Objective
Exactly and only the lines from the line holding "Output the text content of this document." to the end of the records should be reproduced. Leave pictures out.

%%

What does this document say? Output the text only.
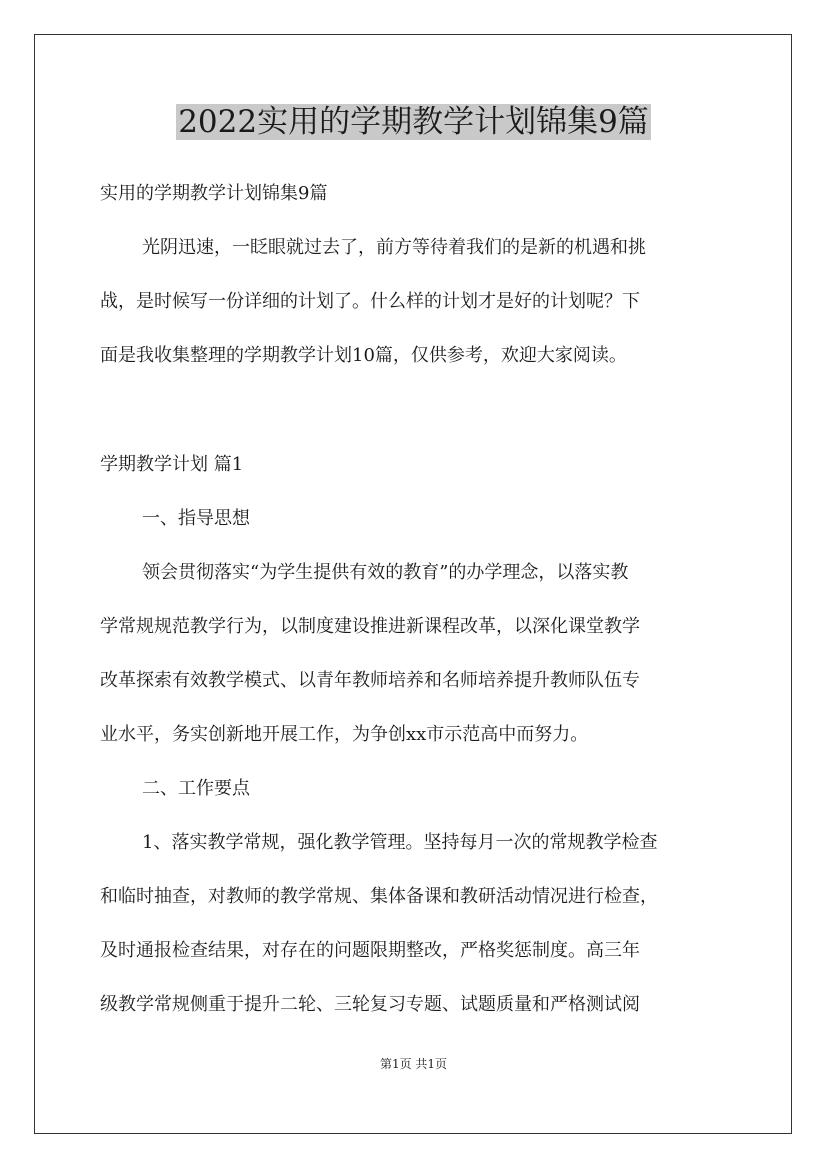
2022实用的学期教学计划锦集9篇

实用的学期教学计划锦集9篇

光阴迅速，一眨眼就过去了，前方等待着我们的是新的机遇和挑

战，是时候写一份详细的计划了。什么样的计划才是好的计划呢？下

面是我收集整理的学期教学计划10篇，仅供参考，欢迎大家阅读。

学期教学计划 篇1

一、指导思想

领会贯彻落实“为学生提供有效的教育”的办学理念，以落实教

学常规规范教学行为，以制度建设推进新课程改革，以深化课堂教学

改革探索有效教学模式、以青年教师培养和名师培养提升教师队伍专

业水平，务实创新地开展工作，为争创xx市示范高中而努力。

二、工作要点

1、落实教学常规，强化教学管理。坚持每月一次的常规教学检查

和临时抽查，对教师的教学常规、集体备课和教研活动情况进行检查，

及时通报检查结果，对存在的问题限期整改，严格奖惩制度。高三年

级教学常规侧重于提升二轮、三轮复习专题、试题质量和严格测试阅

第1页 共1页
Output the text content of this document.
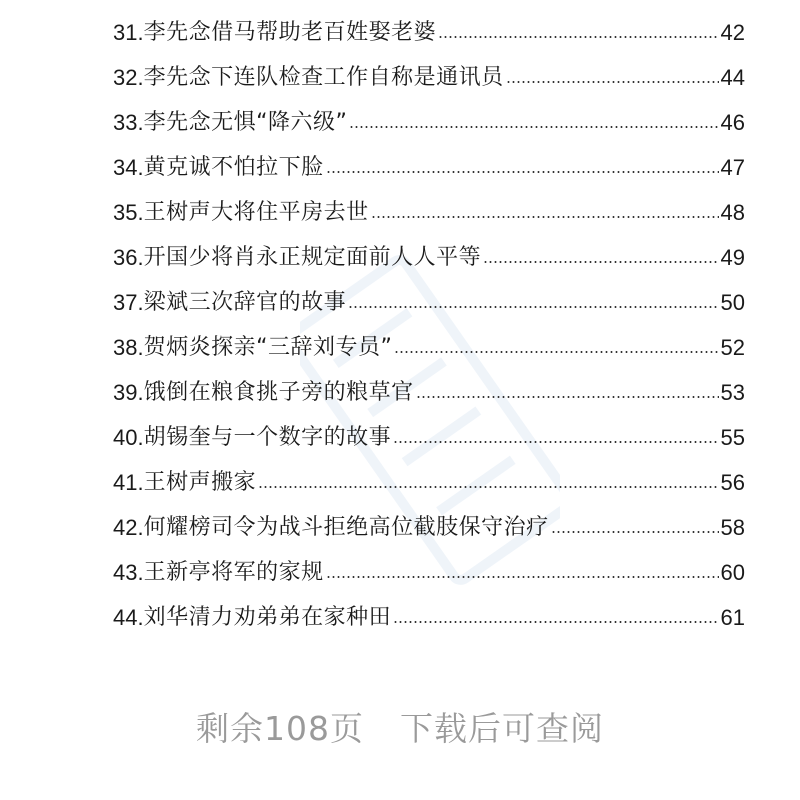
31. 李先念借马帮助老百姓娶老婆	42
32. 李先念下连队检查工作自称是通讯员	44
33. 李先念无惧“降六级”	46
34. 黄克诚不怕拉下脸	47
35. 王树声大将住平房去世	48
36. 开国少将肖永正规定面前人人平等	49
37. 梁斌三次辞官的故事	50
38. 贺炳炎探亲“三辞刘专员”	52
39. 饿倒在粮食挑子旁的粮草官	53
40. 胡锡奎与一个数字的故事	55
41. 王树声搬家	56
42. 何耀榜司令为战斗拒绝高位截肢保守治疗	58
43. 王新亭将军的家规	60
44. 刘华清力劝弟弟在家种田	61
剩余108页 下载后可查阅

%%

Finished exercise
Output the text content of this document.
31. 李先念借马帮助老百姓娶老婆	42
32. 李先念下连队检查工作自称是通讯员	44
33. 李先念无惧“降六级”	46
34. 黄克诚不怕拉下脸	47
35. 王树声大将住平房去世	48
36. 开国少将肖永正规定面前人人平等	49
37. 梁斌三次辞官的故事	50
38. 贺炳炎探亲“三辞刘专员”	52
39. 饿倒在粮食挑子旁的粮草官	53
40. 胡锡奎与一个数字的故事	55
41. 王树声搬家	56
42. 何耀榜司令为战斗拒绝高位截肢保守治疗	58
43. 王新亭将军的家规	60
44. 刘华清力劝弟弟在家种田	61
剩余108页 下载后可查阅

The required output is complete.